#### Problem statement:
Copy every entry. Do not alter a single word.

::: Supplied records :::

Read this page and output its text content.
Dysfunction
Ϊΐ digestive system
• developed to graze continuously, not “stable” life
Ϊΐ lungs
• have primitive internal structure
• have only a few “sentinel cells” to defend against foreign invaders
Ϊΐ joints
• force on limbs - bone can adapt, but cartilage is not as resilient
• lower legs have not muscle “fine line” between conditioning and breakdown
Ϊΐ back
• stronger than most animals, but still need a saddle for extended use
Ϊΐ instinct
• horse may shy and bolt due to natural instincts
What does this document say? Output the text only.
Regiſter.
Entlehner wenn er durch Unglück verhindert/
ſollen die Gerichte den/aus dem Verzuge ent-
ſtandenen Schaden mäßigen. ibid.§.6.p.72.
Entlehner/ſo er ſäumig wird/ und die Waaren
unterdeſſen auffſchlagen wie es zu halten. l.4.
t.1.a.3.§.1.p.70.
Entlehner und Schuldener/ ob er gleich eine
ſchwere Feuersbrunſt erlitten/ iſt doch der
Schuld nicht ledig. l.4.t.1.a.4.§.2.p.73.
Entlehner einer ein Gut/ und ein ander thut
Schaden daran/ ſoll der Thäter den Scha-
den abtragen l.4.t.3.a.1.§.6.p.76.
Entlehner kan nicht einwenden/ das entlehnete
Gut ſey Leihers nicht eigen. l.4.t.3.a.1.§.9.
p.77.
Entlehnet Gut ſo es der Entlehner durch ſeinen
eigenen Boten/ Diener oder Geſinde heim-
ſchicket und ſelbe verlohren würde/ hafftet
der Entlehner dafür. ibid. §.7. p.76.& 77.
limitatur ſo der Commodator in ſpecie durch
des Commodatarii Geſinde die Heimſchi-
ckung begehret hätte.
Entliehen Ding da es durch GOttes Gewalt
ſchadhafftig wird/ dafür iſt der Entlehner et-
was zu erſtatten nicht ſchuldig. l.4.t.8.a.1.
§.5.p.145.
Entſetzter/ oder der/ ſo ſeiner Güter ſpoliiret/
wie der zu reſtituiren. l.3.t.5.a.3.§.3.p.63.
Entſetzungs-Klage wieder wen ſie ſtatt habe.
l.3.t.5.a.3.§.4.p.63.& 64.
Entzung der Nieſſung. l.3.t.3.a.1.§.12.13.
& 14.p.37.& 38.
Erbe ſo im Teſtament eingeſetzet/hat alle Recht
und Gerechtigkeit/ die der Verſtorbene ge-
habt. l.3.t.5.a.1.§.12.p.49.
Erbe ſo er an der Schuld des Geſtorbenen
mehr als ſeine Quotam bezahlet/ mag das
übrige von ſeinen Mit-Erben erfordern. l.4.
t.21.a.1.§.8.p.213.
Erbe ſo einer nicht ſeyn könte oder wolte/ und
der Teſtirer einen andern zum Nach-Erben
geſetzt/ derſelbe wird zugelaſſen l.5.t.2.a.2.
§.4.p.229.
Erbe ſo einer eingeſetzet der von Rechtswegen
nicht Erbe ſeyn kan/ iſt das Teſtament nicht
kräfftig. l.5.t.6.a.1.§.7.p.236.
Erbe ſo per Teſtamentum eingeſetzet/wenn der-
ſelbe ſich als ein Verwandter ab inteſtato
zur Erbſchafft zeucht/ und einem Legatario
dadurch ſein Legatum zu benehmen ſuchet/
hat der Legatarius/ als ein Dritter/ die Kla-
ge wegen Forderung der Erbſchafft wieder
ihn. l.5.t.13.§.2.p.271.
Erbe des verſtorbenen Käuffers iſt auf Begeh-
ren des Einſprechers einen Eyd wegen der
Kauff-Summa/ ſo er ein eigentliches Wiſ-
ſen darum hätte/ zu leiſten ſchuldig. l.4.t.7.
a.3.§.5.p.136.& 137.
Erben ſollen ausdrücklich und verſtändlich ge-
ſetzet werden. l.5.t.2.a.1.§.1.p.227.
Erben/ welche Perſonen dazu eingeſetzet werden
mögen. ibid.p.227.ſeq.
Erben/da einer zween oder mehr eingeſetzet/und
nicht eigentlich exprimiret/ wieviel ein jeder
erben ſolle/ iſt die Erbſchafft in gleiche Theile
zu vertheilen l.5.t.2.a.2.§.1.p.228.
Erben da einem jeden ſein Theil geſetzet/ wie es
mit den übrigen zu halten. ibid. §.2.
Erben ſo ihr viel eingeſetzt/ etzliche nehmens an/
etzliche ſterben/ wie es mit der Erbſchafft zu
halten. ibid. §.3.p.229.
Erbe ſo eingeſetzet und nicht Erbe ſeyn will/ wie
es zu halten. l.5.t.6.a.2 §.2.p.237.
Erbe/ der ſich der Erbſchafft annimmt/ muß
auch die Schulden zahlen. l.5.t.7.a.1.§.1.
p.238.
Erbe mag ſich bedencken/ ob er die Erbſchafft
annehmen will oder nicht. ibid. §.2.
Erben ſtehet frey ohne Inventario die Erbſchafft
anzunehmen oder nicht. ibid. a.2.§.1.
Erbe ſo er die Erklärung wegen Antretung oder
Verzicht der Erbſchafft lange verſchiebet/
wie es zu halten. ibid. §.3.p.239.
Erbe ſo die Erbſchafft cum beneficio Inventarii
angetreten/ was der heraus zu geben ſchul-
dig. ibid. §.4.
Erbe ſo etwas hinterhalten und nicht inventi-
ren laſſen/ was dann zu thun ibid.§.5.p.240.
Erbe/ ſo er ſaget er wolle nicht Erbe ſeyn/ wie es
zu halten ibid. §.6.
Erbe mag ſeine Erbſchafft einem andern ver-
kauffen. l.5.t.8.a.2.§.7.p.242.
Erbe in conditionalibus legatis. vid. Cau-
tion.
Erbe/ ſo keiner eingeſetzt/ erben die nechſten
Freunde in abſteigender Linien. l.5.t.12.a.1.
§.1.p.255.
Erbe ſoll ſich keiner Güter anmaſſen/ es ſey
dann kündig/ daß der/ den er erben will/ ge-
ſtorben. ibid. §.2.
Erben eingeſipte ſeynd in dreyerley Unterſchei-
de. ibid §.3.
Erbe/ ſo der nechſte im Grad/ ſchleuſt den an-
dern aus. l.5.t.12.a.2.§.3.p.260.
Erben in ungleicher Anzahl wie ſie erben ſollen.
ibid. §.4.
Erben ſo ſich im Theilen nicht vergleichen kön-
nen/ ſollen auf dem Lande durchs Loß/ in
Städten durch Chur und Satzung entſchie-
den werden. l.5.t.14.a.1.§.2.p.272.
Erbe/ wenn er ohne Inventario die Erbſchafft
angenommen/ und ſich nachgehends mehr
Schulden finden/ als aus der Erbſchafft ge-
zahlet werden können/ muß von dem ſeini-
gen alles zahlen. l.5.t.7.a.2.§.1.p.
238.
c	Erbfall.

:::

#### Solution to this exercise:
Read this page and output its text content.
Dysfunction
Ϊΐ digestive system
• developed to graze continuously, not “stable” life
Ϊΐ lungs
• have primitive internal structure
• have only a few “sentinel cells” to defend against foreign invaders
Ϊΐ joints
• force on limbs - bone can adapt, but cartilage is not as resilient
• lower legs have not muscle “fine line” between conditioning and breakdown
Ϊΐ back
• stronger than most animals, but still need a saddle for extended use
Ϊΐ instinct
• horse may shy and bolt due to natural instincts
What does this document say? Output the text only.
Regiſter.
Entlehner wenn er durch Unglück verhindert/
ſollen die Gerichte den/aus dem Verzuge ent-
ſtandenen Schaden mäßigen. ibid.§.6.p.72.
Entlehner/ſo er ſäumig wird/ und die Waaren
unterdeſſen auffſchlagen wie es zu halten. l.4.
t.1.a.3.§.1.p.70.
Entlehner und Schuldener/ ob er gleich eine
ſchwere Feuersbrunſt erlitten/ iſt doch der
Schuld nicht ledig. l.4.t.1.a.4.§.2.p.73.
Entlehner einer ein Gut/ und ein ander thut
Schaden daran/ ſoll der Thäter den Scha-
den abtragen l.4.t.3.a.1.§.6.p.76.
Entlehner kan nicht einwenden/ das entlehnete
Gut ſey Leihers nicht eigen. l.4.t.3.a.1.§.9.
p.77.
Entlehnet Gut ſo es der Entlehner durch ſeinen
eigenen Boten/ Diener oder Geſinde heim-
ſchicket und ſelbe verlohren würde/ hafftet
der Entlehner dafür. ibid. §.7. p.76.& 77.
limitatur ſo der Commodator in ſpecie durch
des Commodatarii Geſinde die Heimſchi-
ckung begehret hätte.
Entliehen Ding da es durch GOttes Gewalt
ſchadhafftig wird/ dafür iſt der Entlehner et-
was zu erſtatten nicht ſchuldig. l.4.t.8.a.1.
§.5.p.145.
Entſetzter/ oder der/ ſo ſeiner Güter ſpoliiret/
wie der zu reſtituiren. l.3.t.5.a.3.§.3.p.63.
Entſetzungs-Klage wieder wen ſie ſtatt habe.
l.3.t.5.a.3.§.4.p.63.& 64.
Entzung der Nieſſung. l.3.t.3.a.1.§.12.13.
& 14.p.37.& 38.
Erbe ſo im Teſtament eingeſetzet/hat alle Recht
und Gerechtigkeit/ die der Verſtorbene ge-
habt. l.3.t.5.a.1.§.12.p.49.
Erbe ſo er an der Schuld des Geſtorbenen
mehr als ſeine Quotam bezahlet/ mag das
übrige von ſeinen Mit-Erben erfordern. l.4.
t.21.a.1.§.8.p.213.
Erbe ſo einer nicht ſeyn könte oder wolte/ und
der Teſtirer einen andern zum Nach-Erben
geſetzt/ derſelbe wird zugelaſſen l.5.t.2.a.2.
§.4.p.229.
Erbe ſo einer eingeſetzet der von Rechtswegen
nicht Erbe ſeyn kan/ iſt das Teſtament nicht
kräfftig. l.5.t.6.a.1.§.7.p.236.
Erbe ſo per Teſtamentum eingeſetzet/wenn der-
ſelbe ſich als ein Verwandter ab inteſtato
zur Erbſchafft zeucht/ und einem Legatario
dadurch ſein Legatum zu benehmen ſuchet/
hat der Legatarius/ als ein Dritter/ die Kla-
ge wegen Forderung der Erbſchafft wieder
ihn. l.5.t.13.§.2.p.271.
Erbe des verſtorbenen Käuffers iſt auf Begeh-
ren des Einſprechers einen Eyd wegen der
Kauff-Summa/ ſo er ein eigentliches Wiſ-
ſen darum hätte/ zu leiſten ſchuldig. l.4.t.7.
a.3.§.5.p.136.& 137.
Erben ſollen ausdrücklich und verſtändlich ge-
ſetzet werden. l.5.t.2.a.1.§.1.p.227.
Erben/ welche Perſonen dazu eingeſetzet werden
mögen. ibid.p.227.ſeq.
Erben/da einer zween oder mehr eingeſetzet/und
nicht eigentlich exprimiret/ wieviel ein jeder
erben ſolle/ iſt die Erbſchafft in gleiche Theile
zu vertheilen l.5.t.2.a.2.§.1.p.228.
Erben da einem jeden ſein Theil geſetzet/ wie es
mit den übrigen zu halten. ibid. §.2.
Erben ſo ihr viel eingeſetzt/ etzliche nehmens an/
etzliche ſterben/ wie es mit der Erbſchafft zu
halten. ibid. §.3.p.229.
Erbe ſo eingeſetzet und nicht Erbe ſeyn will/ wie
es zu halten. l.5.t.6.a.2 §.2.p.237.
Erbe/ der ſich der Erbſchafft annimmt/ muß
auch die Schulden zahlen. l.5.t.7.a.1.§.1.
p.238.
Erbe mag ſich bedencken/ ob er die Erbſchafft
annehmen will oder nicht. ibid. §.2.
Erben ſtehet frey ohne Inventario die Erbſchafft
anzunehmen oder nicht. ibid. a.2.§.1.
Erbe ſo er die Erklärung wegen Antretung oder
Verzicht der Erbſchafft lange verſchiebet/
wie es zu halten. ibid. §.3.p.239.
Erbe ſo die Erbſchafft cum beneficio Inventarii
angetreten/ was der heraus zu geben ſchul-
dig. ibid. §.4.
Erbe ſo etwas hinterhalten und nicht inventi-
ren laſſen/ was dann zu thun ibid.§.5.p.240.
Erbe/ ſo er ſaget er wolle nicht Erbe ſeyn/ wie es
zu halten ibid. §.6.
Erbe mag ſeine Erbſchafft einem andern ver-
kauffen. l.5.t.8.a.2.§.7.p.242.
Erbe in conditionalibus legatis. vid. Cau-
tion.
Erbe/ ſo keiner eingeſetzt/ erben die nechſten
Freunde in abſteigender Linien. l.5.t.12.a.1.
§.1.p.255.
Erbe ſoll ſich keiner Güter anmaſſen/ es ſey
dann kündig/ daß der/ den er erben will/ ge-
ſtorben. ibid. §.2.
Erben eingeſipte ſeynd in dreyerley Unterſchei-
de. ibid §.3.
Erbe/ ſo der nechſte im Grad/ ſchleuſt den an-
dern aus. l.5.t.12.a.2.§.3.p.260.
Erben in ungleicher Anzahl wie ſie erben ſollen.
ibid. §.4.
Erben ſo ſich im Theilen nicht vergleichen kön-
nen/ ſollen auf dem Lande durchs Loß/ in
Städten durch Chur und Satzung entſchie-
den werden. l.5.t.14.a.1.§.2.p.272.
Erbe/ wenn er ohne Inventario die Erbſchafft
angenommen/ und ſich nachgehends mehr
Schulden finden/ als aus der Erbſchafft ge-
zahlet werden können/ muß von dem ſeini-
gen alles zahlen. l.5.t.7.a.2.§.1.p.
238.
c	Erbfall.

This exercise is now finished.